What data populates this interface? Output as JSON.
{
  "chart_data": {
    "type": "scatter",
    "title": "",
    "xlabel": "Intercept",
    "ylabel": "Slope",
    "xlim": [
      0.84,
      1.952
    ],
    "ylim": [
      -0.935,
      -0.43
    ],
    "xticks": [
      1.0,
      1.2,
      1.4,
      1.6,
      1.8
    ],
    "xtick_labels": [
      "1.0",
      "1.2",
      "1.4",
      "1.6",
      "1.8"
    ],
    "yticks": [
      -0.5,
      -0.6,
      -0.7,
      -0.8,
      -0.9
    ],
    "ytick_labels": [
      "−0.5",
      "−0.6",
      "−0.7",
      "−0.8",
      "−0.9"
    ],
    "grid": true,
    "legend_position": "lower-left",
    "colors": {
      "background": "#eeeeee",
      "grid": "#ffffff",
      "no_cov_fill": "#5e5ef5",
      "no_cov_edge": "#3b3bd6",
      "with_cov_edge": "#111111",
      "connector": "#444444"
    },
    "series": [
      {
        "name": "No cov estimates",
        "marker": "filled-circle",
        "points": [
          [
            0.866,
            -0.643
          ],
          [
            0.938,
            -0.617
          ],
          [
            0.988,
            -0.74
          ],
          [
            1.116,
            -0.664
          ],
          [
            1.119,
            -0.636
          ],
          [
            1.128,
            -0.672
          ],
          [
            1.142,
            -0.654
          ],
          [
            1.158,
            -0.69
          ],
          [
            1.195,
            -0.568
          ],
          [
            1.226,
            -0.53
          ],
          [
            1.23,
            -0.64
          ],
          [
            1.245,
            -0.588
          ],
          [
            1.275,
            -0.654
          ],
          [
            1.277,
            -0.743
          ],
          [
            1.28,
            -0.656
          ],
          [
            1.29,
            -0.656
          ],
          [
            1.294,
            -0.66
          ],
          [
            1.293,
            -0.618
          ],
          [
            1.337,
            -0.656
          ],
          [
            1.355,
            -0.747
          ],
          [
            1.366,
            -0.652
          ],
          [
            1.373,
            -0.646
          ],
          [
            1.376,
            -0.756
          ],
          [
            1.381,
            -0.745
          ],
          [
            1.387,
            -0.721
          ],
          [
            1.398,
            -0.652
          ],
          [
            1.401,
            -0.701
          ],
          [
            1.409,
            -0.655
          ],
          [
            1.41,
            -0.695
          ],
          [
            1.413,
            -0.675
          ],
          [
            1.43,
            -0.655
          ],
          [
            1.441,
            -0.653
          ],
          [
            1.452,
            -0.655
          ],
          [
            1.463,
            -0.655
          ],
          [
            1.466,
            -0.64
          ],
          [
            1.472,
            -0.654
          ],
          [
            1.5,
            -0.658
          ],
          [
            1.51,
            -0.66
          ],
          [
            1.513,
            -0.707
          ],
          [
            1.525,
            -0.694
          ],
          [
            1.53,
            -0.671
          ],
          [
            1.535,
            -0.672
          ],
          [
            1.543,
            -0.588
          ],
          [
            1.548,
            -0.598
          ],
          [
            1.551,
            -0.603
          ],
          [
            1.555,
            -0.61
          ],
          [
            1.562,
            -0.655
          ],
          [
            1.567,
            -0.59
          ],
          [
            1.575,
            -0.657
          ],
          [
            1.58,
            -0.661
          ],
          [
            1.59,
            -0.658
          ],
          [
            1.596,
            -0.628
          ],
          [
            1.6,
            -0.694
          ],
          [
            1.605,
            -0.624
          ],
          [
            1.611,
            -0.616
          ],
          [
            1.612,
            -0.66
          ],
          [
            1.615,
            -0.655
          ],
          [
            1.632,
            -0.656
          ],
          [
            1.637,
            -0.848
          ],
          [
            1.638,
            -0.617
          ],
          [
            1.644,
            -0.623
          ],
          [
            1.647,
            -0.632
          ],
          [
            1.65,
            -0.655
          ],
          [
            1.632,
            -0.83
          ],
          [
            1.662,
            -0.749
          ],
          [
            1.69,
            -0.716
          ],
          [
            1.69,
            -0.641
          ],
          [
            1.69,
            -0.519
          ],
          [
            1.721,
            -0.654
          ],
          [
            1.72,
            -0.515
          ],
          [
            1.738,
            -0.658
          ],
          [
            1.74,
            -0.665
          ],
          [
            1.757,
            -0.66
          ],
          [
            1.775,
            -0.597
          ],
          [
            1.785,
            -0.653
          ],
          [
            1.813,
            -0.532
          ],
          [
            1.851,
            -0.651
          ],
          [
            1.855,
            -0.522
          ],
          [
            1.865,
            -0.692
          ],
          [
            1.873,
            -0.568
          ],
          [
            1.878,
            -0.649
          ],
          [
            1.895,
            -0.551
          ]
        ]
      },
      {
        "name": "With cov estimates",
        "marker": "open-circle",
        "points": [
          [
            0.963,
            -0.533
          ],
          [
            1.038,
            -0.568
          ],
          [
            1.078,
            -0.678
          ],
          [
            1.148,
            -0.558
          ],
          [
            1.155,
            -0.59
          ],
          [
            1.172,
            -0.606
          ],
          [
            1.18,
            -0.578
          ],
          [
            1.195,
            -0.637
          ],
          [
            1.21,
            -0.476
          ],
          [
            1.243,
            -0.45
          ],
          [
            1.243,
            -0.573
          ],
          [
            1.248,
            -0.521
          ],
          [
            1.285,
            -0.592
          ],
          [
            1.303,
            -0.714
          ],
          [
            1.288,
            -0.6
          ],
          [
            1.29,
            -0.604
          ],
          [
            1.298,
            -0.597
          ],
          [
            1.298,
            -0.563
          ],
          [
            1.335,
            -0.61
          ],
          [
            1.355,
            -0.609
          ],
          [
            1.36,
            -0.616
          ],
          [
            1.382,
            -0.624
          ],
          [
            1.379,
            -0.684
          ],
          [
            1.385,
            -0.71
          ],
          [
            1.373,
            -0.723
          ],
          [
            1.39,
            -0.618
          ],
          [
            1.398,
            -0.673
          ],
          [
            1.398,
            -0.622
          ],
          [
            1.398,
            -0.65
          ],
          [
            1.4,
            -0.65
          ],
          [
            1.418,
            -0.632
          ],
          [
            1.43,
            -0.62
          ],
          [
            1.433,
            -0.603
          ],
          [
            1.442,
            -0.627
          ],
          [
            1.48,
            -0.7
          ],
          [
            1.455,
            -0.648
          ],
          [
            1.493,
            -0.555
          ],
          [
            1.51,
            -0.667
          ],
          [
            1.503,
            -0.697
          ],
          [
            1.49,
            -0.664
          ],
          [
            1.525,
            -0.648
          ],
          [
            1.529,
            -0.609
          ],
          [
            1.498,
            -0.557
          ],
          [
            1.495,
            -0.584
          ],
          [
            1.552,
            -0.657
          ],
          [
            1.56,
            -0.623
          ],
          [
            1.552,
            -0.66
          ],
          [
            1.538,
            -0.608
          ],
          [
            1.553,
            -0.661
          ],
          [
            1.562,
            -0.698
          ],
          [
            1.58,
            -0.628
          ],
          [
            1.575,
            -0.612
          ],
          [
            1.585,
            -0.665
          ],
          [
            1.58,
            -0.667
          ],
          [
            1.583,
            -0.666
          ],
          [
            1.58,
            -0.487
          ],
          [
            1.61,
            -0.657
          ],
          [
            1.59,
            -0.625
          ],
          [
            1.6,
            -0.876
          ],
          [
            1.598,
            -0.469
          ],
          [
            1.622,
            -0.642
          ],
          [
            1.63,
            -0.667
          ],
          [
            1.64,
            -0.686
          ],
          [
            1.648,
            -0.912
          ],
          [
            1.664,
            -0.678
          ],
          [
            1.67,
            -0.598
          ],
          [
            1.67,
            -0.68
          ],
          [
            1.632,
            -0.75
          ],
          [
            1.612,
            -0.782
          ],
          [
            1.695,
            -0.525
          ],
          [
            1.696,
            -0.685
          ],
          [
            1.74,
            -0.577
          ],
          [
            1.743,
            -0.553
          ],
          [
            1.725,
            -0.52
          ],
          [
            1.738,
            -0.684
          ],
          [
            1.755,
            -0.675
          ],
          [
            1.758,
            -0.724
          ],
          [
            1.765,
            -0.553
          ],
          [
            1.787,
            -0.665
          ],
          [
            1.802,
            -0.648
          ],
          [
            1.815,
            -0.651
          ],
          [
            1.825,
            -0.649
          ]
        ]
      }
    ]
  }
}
* * * * *
- [Aim of the task]
From the data above, copy each line where the string "marker" appears.

- [Output for this task]
        "marker": "filled-circle",
        "marker": "open-circle",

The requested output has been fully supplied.